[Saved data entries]
•••

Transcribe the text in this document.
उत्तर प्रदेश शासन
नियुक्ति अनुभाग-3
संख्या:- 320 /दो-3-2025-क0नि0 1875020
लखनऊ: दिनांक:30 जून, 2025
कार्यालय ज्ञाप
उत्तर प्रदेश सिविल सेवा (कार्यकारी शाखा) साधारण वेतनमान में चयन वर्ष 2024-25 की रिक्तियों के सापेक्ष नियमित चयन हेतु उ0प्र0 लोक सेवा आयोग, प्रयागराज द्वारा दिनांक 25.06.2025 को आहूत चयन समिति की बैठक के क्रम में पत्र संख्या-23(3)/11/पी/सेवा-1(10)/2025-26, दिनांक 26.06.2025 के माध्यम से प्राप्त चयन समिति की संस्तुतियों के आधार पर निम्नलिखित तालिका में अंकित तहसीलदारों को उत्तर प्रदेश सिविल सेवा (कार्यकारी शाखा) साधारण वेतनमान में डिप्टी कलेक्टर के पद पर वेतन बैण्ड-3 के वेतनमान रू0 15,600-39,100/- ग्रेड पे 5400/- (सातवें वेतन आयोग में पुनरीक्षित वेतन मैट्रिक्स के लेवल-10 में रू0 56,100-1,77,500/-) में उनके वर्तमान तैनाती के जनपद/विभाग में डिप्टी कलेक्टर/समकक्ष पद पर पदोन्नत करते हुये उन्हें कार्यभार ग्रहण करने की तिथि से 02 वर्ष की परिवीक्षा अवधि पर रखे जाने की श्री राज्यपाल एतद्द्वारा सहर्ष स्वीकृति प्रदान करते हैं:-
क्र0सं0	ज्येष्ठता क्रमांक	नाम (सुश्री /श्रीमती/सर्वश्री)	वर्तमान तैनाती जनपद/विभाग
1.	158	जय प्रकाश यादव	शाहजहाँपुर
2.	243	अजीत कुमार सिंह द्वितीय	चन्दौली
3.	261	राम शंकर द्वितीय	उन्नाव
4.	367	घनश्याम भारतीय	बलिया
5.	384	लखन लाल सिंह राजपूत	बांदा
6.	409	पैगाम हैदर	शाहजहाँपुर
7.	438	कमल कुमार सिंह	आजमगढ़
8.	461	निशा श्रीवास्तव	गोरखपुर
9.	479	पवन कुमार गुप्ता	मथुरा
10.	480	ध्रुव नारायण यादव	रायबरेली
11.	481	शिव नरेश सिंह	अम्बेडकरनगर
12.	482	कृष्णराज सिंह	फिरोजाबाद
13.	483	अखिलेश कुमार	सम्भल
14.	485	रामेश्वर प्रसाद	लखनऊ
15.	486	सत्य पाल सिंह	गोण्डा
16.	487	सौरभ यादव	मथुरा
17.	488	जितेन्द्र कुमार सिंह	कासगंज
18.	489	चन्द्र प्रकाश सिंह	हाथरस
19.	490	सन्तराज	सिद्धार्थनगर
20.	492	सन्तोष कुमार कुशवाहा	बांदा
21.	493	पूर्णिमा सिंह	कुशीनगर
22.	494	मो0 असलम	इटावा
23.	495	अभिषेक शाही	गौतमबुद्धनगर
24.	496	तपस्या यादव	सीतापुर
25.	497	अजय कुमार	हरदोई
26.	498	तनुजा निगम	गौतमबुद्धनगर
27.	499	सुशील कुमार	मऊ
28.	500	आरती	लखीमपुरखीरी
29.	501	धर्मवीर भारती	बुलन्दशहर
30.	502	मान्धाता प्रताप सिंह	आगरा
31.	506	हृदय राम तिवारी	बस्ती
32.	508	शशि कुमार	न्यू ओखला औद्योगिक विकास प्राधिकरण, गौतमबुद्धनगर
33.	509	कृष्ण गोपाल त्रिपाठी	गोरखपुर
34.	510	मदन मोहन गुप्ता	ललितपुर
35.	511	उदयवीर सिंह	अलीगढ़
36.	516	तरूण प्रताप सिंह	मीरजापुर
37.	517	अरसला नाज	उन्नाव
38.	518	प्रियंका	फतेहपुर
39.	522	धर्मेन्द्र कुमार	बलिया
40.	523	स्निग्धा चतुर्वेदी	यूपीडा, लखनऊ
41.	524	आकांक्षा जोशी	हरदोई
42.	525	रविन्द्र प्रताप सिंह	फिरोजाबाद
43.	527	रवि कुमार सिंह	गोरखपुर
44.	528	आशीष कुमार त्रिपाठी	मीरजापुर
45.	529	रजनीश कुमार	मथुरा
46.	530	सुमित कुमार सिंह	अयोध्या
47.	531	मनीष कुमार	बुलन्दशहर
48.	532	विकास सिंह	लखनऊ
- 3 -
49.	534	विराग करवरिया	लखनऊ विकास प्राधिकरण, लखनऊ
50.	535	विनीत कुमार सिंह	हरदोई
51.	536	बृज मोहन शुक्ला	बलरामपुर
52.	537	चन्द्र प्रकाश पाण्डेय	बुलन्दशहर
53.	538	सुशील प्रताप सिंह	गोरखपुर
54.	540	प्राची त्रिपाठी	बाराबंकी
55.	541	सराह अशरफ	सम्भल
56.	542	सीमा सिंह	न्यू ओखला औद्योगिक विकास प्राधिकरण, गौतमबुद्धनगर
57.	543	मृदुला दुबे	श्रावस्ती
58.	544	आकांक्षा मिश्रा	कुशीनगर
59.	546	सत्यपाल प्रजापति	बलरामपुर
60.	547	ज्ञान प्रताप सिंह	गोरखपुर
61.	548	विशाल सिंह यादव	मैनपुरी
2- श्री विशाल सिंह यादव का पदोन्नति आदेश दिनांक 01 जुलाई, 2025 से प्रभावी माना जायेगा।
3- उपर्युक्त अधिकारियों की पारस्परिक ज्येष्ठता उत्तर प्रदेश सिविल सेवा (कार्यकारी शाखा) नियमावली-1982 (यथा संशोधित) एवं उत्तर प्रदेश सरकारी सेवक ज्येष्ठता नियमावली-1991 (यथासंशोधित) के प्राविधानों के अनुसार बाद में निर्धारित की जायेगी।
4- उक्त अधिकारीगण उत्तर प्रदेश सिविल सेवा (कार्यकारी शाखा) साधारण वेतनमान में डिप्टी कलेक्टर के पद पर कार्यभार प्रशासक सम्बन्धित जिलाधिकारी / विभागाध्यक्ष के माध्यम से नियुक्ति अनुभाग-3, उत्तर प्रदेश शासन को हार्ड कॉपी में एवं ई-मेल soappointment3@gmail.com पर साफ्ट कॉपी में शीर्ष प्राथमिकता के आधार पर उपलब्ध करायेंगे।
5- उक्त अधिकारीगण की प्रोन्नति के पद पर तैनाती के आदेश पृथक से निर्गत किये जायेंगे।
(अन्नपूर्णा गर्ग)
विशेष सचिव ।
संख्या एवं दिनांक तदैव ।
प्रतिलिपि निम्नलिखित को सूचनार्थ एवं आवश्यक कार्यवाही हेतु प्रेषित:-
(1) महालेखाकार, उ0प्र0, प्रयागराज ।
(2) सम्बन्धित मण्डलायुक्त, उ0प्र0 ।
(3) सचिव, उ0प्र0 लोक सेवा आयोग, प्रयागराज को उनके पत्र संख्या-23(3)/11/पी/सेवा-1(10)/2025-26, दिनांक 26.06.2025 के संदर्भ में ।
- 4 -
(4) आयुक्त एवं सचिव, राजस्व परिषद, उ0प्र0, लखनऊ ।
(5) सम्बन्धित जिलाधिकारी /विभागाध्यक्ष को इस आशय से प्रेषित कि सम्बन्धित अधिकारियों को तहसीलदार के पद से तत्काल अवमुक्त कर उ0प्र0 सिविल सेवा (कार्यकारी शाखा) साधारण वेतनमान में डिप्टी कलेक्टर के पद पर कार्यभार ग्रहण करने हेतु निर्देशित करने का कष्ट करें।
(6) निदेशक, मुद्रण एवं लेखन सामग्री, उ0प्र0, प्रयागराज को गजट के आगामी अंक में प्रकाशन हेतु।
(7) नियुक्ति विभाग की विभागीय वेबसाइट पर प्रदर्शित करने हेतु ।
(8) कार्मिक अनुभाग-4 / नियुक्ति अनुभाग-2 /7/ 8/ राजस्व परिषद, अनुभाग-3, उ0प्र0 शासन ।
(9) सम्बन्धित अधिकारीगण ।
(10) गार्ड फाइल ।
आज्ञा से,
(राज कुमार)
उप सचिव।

•••

Using the records above, pull out each line where the word "धनगर" occurs.

* Task output:
23.	495	अभिषेक शाही	गौतमबुद्धनगर
26.	498	तनुजा निगम	गौतमबुद्धनगर
32.	508	शशि कुमार	न्यू ओखला औद्योगिक विकास प्राधिकरण, गौतमबुद्धनगर
56.	542	सीमा सिंह	न्यू ओखला औद्योगिक विकास प्राधिकरण, गौतमबुद्धनगर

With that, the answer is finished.